▶ _WORK TO COMPLETE_: Check each line of the records below and collect those that include the word "screenshot".

# # # # #

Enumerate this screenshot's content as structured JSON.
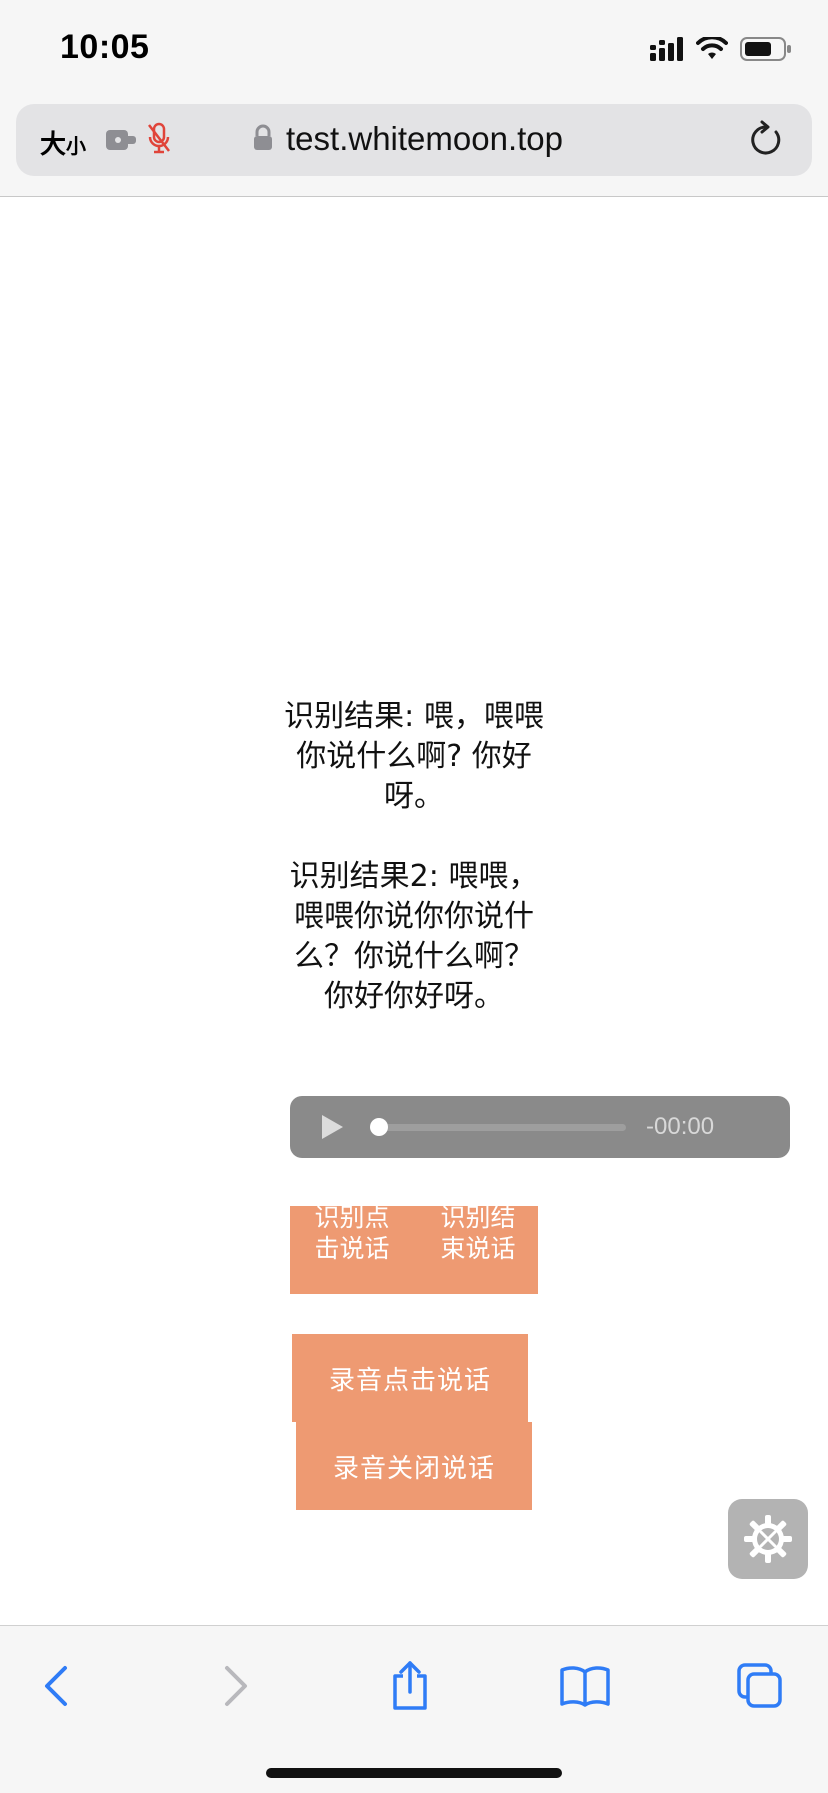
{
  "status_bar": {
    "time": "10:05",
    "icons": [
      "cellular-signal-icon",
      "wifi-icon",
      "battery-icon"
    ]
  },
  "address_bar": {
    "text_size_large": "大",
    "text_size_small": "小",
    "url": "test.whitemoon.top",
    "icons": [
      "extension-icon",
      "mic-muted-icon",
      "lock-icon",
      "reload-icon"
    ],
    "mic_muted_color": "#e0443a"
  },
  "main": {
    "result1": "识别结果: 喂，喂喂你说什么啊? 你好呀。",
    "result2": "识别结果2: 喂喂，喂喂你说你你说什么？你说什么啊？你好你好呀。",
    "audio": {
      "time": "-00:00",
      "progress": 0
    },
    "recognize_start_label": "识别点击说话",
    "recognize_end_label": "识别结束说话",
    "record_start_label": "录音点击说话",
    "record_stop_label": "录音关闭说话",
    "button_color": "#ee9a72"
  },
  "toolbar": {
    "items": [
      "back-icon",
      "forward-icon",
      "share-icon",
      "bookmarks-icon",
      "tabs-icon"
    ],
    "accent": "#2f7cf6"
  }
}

# # # # #

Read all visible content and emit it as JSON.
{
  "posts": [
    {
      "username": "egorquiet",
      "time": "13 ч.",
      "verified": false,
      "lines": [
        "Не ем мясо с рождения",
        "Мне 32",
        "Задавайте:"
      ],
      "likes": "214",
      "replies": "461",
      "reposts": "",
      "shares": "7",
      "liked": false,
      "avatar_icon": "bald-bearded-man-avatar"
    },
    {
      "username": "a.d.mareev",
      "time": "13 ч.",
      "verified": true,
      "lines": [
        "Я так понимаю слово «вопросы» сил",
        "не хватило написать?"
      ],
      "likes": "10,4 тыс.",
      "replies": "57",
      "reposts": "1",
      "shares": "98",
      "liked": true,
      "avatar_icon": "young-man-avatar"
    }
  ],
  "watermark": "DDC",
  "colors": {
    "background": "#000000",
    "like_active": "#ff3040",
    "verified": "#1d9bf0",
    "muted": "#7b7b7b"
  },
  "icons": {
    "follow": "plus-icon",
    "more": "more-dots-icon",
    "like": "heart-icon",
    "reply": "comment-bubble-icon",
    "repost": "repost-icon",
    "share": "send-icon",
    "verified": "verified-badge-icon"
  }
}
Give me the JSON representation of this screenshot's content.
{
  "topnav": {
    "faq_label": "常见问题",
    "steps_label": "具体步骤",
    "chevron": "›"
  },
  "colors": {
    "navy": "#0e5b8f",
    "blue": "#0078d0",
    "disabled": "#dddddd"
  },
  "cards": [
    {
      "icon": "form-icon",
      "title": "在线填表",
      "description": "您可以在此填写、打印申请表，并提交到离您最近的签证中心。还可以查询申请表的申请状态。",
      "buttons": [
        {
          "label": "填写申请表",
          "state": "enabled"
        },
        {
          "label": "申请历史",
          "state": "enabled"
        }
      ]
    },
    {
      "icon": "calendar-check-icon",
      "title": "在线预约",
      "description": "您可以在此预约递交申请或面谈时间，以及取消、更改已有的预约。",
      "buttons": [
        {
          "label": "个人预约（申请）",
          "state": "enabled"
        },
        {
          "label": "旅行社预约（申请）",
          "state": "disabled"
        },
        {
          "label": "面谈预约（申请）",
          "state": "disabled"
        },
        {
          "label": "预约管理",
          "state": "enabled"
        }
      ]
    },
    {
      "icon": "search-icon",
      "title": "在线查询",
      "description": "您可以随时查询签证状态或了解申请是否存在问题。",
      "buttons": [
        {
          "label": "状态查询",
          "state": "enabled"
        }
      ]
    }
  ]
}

# # # # #

▶ _FULL SOLUTION_:
Enumerate this screenshot's content as structured JSON.
Give me the JSON representation of this screenshot's content.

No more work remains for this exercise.